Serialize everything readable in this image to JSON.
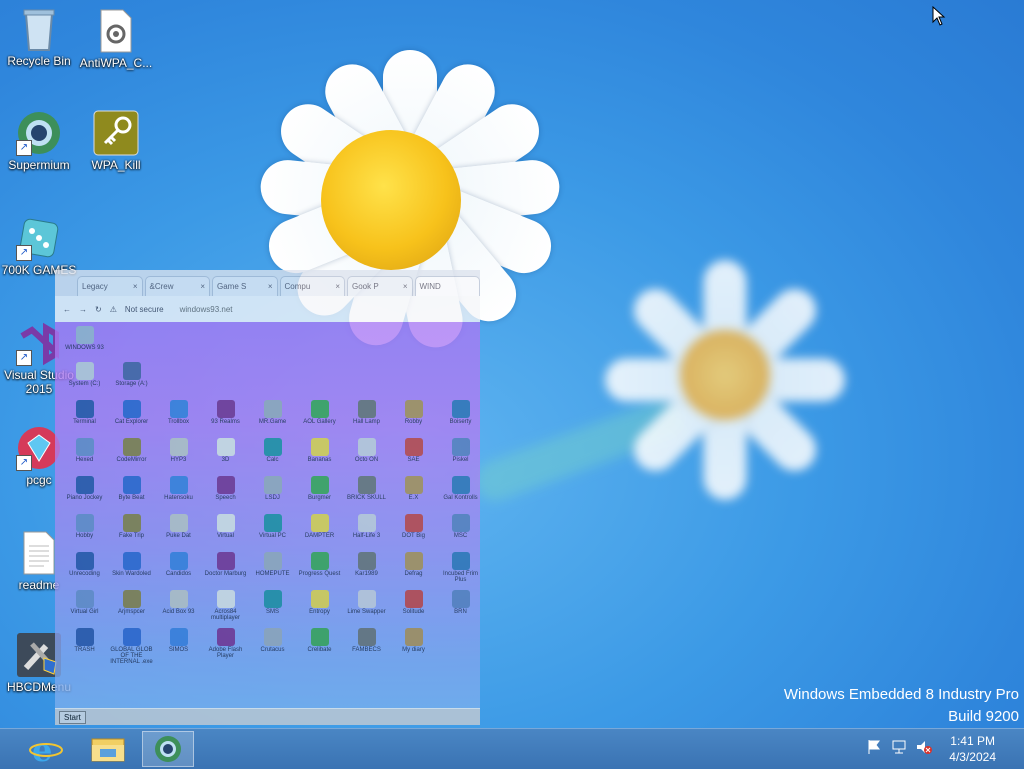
{
  "desktop_icons": [
    {
      "label": "Recycle Bin",
      "icon": "recycle-bin-icon"
    },
    {
      "label": "AntiWPA_C...",
      "icon": "settings-file-icon"
    },
    {
      "label": "Supermium",
      "icon": "supermium-icon"
    },
    {
      "label": "WPA_Kill",
      "icon": "key-icon"
    },
    {
      "label": "700K GAMES",
      "icon": "dice-icon"
    },
    {
      "label": "Visual Studio 2015",
      "icon": "visual-studio-icon"
    },
    {
      "label": "pcgc",
      "icon": "gem-icon"
    },
    {
      "label": "readme",
      "icon": "text-file-icon"
    },
    {
      "label": "HBCDMenu",
      "icon": "tools-icon"
    }
  ],
  "browser": {
    "tabs": [
      "Legacy",
      "&Crew",
      "Game S",
      "Compu",
      "Gook P",
      "WIND"
    ],
    "security_label": "Not secure",
    "url": "windows93.net",
    "page_icons": [
      "WINDOWS 93",
      "System (C:)",
      "Storage (A:)",
      "Terminal",
      "Cat Explorer",
      "Trollbox",
      "93 Realms",
      "MR.Game",
      "AOL Gallery",
      "Hall Lamp",
      "Robby",
      "Boiserty",
      "Hexed",
      "CodeMirror",
      "HYP3",
      "3D",
      "Calc",
      "Bananas",
      "Octo ON",
      "SAE",
      "Piskel",
      "Piano Jockey",
      "Byte Beat",
      "Hatensoku",
      "Speech",
      "LSDJ",
      "Burgmer",
      "BRICK SKULL",
      "E.X",
      "Gal Kontrolls",
      "Hobby",
      "Fake Trip",
      "Puke Dat",
      "Virtual",
      "Virtual PC",
      "DAMPTER",
      "Half-Life 3",
      "DOT Big",
      "MSC",
      "Unrecoding",
      "Skin Wardoled",
      "Candidos",
      "Doctor Marburg",
      "HOMEPUTE",
      "Progress Quest",
      "Kar1989",
      "Defrag",
      "Incubed Frim Plus",
      "Virtual Girl",
      "Arjmspcer",
      "Acid Box 93",
      "Acros84 multiplayer",
      "SMS",
      "Entropy",
      "Lime Swapper",
      "Solitude",
      "BRN",
      "TRASH",
      "GLOBAL GLOB OF THE INTERNAL .exe",
      "SIMOS",
      "Adobe Flash Player",
      "Crutacus",
      "Crelibate",
      "FAMBECS",
      "My diary"
    ],
    "start_label": "Start"
  },
  "watermark": {
    "line1": "Windows Embedded 8 Industry Pro",
    "line2": "Build 9200"
  },
  "taskbar": {
    "pinned": [
      "internet-explorer-icon",
      "file-explorer-icon",
      "supermium-icon"
    ],
    "tray": [
      "flag-icon",
      "network-icon",
      "volume-muted-icon"
    ],
    "time": "1:41 PM",
    "date": "4/3/2024"
  }
}
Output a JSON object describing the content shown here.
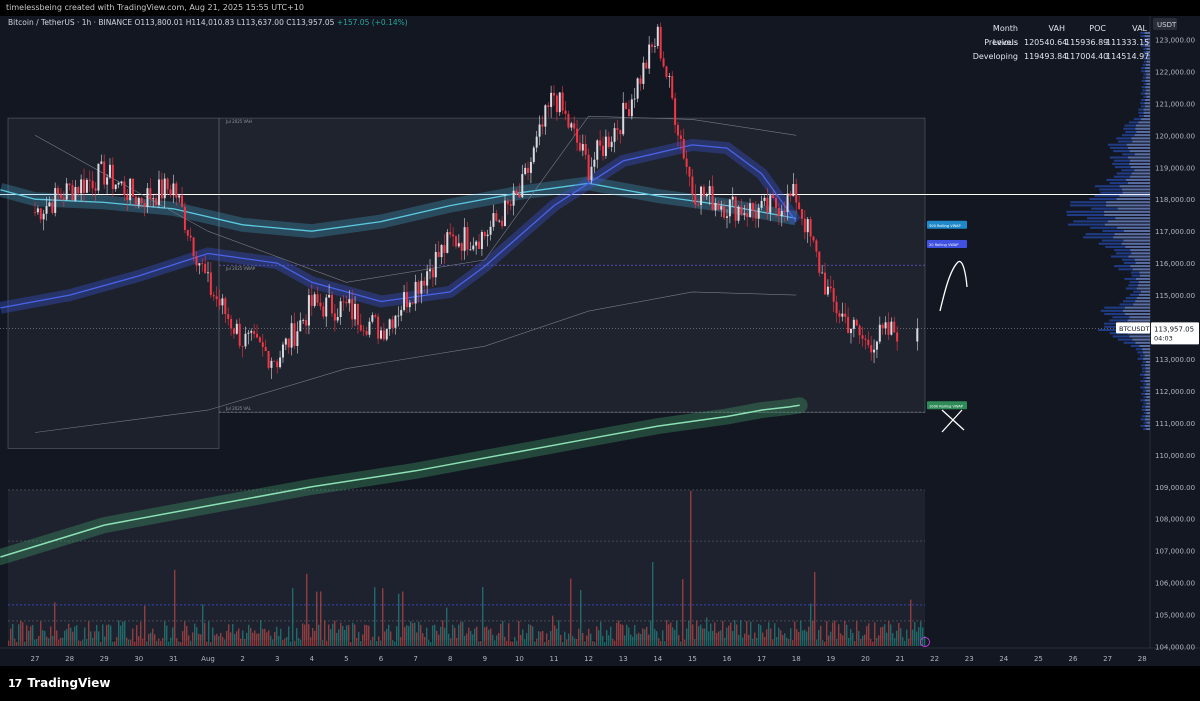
{
  "header": {
    "caption": "timelessbeing created with TradingView.com, Aug 21, 2025 15:55 UTC+10"
  },
  "instrument": {
    "title": "Bitcoin / TetherUS · 1h · BINANCE",
    "open": "O113,800.01",
    "high": "H114,010.83",
    "low": "L113,637.00",
    "close": "C113,957.05",
    "change": "+157.05 (+0.14%)"
  },
  "month_levels": {
    "headers": [
      "Month Levels",
      "VAH",
      "POC",
      "VAL"
    ],
    "rows": [
      [
        "Previous",
        "120540.64",
        "115936.89",
        "111333.15"
      ],
      [
        "Developing",
        "119493.84",
        "117004.40",
        "114514.97"
      ]
    ]
  },
  "price_axis": {
    "currency": "USDT",
    "ticks": [
      "123,000.00",
      "122,000.00",
      "121,000.00",
      "120,000.00",
      "119,000.00",
      "118,000.00",
      "117,000.00",
      "116,000.00",
      "115,000.00",
      "114,000.00",
      "113,000.00",
      "112,000.00",
      "111,000.00",
      "110,000.00",
      "109,000.00",
      "108,000.00",
      "107,000.00",
      "106,000.00",
      "105,000.00",
      "104,000.00"
    ],
    "symbol_tag": "BTCUSDT",
    "last_price": "113,957.05",
    "countdown": "04:03"
  },
  "time_axis": {
    "ticks": [
      "27",
      "28",
      "29",
      "30",
      "31",
      "Aug",
      "2",
      "3",
      "4",
      "5",
      "6",
      "7",
      "8",
      "9",
      "10",
      "11",
      "12",
      "13",
      "14",
      "15",
      "16",
      "17",
      "18",
      "19",
      "20",
      "21",
      "22",
      "23",
      "24",
      "25",
      "26",
      "27",
      "28"
    ]
  },
  "chart_labels": {
    "prev_vah": "Jul 2025 VAH",
    "prev_poc": "Jul 2025 VWAP",
    "prev_val": "Jul 2025 VAL",
    "vwap_500": "500 Rolling VWAP",
    "vwap_20": "20 Rolling VWAP",
    "vwap_1000": "1000 Rolling VWAP"
  },
  "colors": {
    "background": "#131722",
    "candle_up": "#d9dbe0",
    "candle_down": "#f23645",
    "vwap_cyan": "#5cc8e0",
    "vwap_blue": "#4a63e8",
    "vwap_green": "#8be0b4",
    "volume_profile": "#2b5bd9"
  },
  "brand": {
    "name": "TradingView"
  },
  "chart_data": {
    "type": "line",
    "title": "Bitcoin / TetherUS · 1h · BINANCE",
    "xlabel": "",
    "ylabel": "",
    "ylim": [
      104000,
      123000
    ],
    "x": [
      "Jul 27",
      "Jul 28",
      "Jul 29",
      "Jul 30",
      "Jul 31",
      "Aug 1",
      "Aug 2",
      "Aug 3",
      "Aug 4",
      "Aug 5",
      "Aug 6",
      "Aug 7",
      "Aug 8",
      "Aug 9",
      "Aug 10",
      "Aug 11",
      "Aug 12",
      "Aug 13",
      "Aug 14",
      "Aug 15",
      "Aug 16",
      "Aug 17",
      "Aug 18",
      "Aug 19",
      "Aug 20",
      "Aug 21"
    ],
    "series": [
      {
        "values": [
          117600,
          118300,
          118800,
          118000,
          118400,
          115300,
          113600,
          113000,
          114700,
          114600,
          113900,
          115300,
          116700,
          116900,
          118100,
          121300,
          119000,
          120600,
          123100,
          118300,
          117800,
          117600,
          118100,
          114800,
          113500,
          113957
        ]
      }
    ],
    "price_levels": {
      "white_horizontal": 118150,
      "current": 113957
    }
  }
}
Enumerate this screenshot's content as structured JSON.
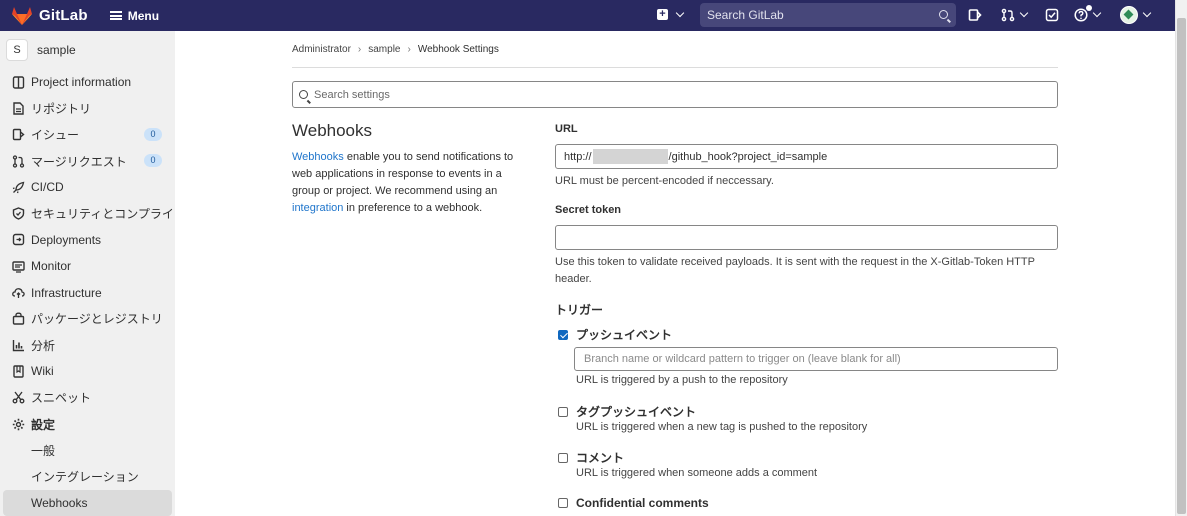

-------------------------

## What the task asks
Copy out all the data without changing anything, and drop the pictures.

## Final result
Serialize everything readable in this image to JSON.
{
  "desktop_icons": [
    {
      "label": "Recycle Bin",
      "icon": "recycle-bin-icon"
    },
    {
      "label": "AntiWPA_C...",
      "icon": "settings-file-icon"
    },
    {
      "label": "Supermium",
      "icon": "supermium-icon"
    },
    {
      "label": "WPA_Kill",
      "icon": "key-icon"
    },
    {
      "label": "700K GAMES",
      "icon": "dice-icon"
    },
    {
      "label": "Visual Studio 2015",
      "icon": "visual-studio-icon"
    },
    {
      "label": "pcgc",
      "icon": "gem-icon"
    },
    {
      "label": "readme",
      "icon": "text-file-icon"
    },
    {
      "label": "HBCDMenu",
      "icon": "tools-icon"
    }
  ],
  "browser": {
    "tabs": [
      "Legacy",
      "&Crew",
      "Game S",
      "Compu",
      "Gook P",
      "WIND"
    ],
    "security_label": "Not secure",
    "url": "windows93.net",
    "page_icons": [
      "WINDOWS 93",
      "System (C:)",
      "Storage (A:)",
      "Terminal",
      "Cat Explorer",
      "Trollbox",
      "93 Realms",
      "MR.Game",
      "AOL Gallery",
      "Hall Lamp",
      "Robby",
      "Boiserty",
      "Hexed",
      "CodeMirror",
      "HYP3",
      "3D",
      "Calc",
      "Bananas",
      "Octo ON",
      "SAE",
      "Piskel",
      "Piano Jockey",
      "Byte Beat",
      "Hatensoku",
      "Speech",
      "LSDJ",
      "Burgmer",
      "BRICK SKULL",
      "E.X",
      "Gal Kontrolls",
      "Hobby",
      "Fake Trip",
      "Puke Dat",
      "Virtual",
      "Virtual PC",
      "DAMPTER",
      "Half-Life 3",
      "DOT Big",
      "MSC",
      "Unrecoding",
      "Skin Wardoled",
      "Candidos",
      "Doctor Marburg",
      "HOMEPUTE",
      "Progress Quest",
      "Kar1989",
      "Defrag",
      "Incubed Frim Plus",
      "Virtual Girl",
      "Arjmspcer",
      "Acid Box 93",
      "Acros84 multiplayer",
      "SMS",
      "Entropy",
      "Lime Swapper",
      "Solitude",
      "BRN",
      "TRASH",
      "GLOBAL GLOB OF THE INTERNAL .exe",
      "SIMOS",
      "Adobe Flash Player",
      "Crutacus",
      "Crelibate",
      "FAMBECS",
      "My diary"
    ],
    "start_label": "Start"
  },
  "watermark": {
    "line1": "Windows Embedded 8 Industry Pro",
    "line2": "Build 9200"
  },
  "taskbar": {
    "pinned": [
      "internet-explorer-icon",
      "file-explorer-icon",
      "supermium-icon"
    ],
    "tray": [
      "flag-icon",
      "network-icon",
      "volume-muted-icon"
    ],
    "time": "1:41 PM",
    "date": "4/3/2024"
  }
}
Output a JSON object describing the content shown here.
{
  "header": {
    "caption": "timelessbeing created with TradingView.com, Aug 21, 2025 15:55 UTC+10"
  },
  "instrument": {
    "title": "Bitcoin / TetherUS · 1h · BINANCE",
    "open": "O113,800.01",
    "high": "H114,010.83",
    "low": "L113,637.00",
    "close": "C113,957.05",
    "change": "+157.05 (+0.14%)"
  },
  "month_levels": {
    "headers": [
      "Month Levels",
      "VAH",
      "POC",
      "VAL"
    ],
    "rows": [
      [
        "Previous",
        "120540.64",
        "115936.89",
        "111333.15"
      ],
      [
        "Developing",
        "119493.84",
        "117004.40",
        "114514.97"
      ]
    ]
  },
  "price_axis": {
    "currency": "USDT",
    "ticks": [
      "123,000.00",
      "122,000.00",
      "121,000.00",
      "120,000.00",
      "119,000.00",
      "118,000.00",
      "117,000.00",
      "116,000.00",
      "115,000.00",
      "114,000.00",
      "113,000.00",
      "112,000.00",
      "111,000.00",
      "110,000.00",
      "109,000.00",
      "108,000.00",
      "107,000.00",
      "106,000.00",
      "105,000.00",
      "104,000.00"
    ],
    "symbol_tag": "BTCUSDT",
    "last_price": "113,957.05",
    "countdown": "04:03"
  },
  "time_axis": {
    "ticks": [
      "27",
      "28",
      "29",
      "30",
      "31",
      "Aug",
      "2",
      "3",
      "4",
      "5",
      "6",
      "7",
      "8",
      "9",
      "10",
      "11",
      "12",
      "13",
      "14",
      "15",
      "16",
      "17",
      "18",
      "19",
      "20",
      "21",
      "22",
      "23",
      "24",
      "25",
      "26",
      "27",
      "28"
    ]
  },
  "chart_labels": {
    "prev_vah": "Jul 2025 VAH",
    "prev_poc": "Jul 2025 VWAP",
    "prev_val": "Jul 2025 VAL",
    "vwap_500": "500 Rolling VWAP",
    "vwap_20": "20 Rolling VWAP",
    "vwap_1000": "1000 Rolling VWAP"
  },
  "colors": {
    "background": "#131722",
    "candle_up": "#d9dbe0",
    "candle_down": "#f23645",
    "vwap_cyan": "#5cc8e0",
    "vwap_blue": "#4a63e8",
    "vwap_green": "#8be0b4",
    "volume_profile": "#2b5bd9"
  },
  "brand": {
    "name": "TradingView"
  },
  "chart_data": {
    "type": "line",
    "title": "Bitcoin / TetherUS · 1h · BINANCE",
    "xlabel": "",
    "ylabel": "",
    "ylim": [
      104000,
      123000
    ],
    "x": [
      "Jul 27",
      "Jul 28",
      "Jul 29",
      "Jul 30",
      "Jul 31",
      "Aug 1",
      "Aug 2",
      "Aug 3",
      "Aug 4",
      "Aug 5",
      "Aug 6",
      "Aug 7",
      "Aug 8",
      "Aug 9",
      "Aug 10",
      "Aug 11",
      "Aug 12",
      "Aug 13",
      "Aug 14",
      "Aug 15",
      "Aug 16",
      "Aug 17",
      "Aug 18",
      "Aug 19",
      "Aug 20",
      "Aug 21"
    ],
    "series": [
      {
        "values": [
          117600,
          118300,
          118800,
          118000,
          118400,
          115300,
          113600,
          113000,
          114700,
          114600,
          113900,
          115300,
          116700,
          116900,
          118100,
          121300,
          119000,
          120600,
          123100,
          118300,
          117800,
          117600,
          118100,
          114800,
          113500,
          113957
        ]
      }
    ],
    "price_levels": {
      "white_horizontal": 118150,
      "current": 113957
    }
  }
}
Enumerate this screenshot's content as structured JSON.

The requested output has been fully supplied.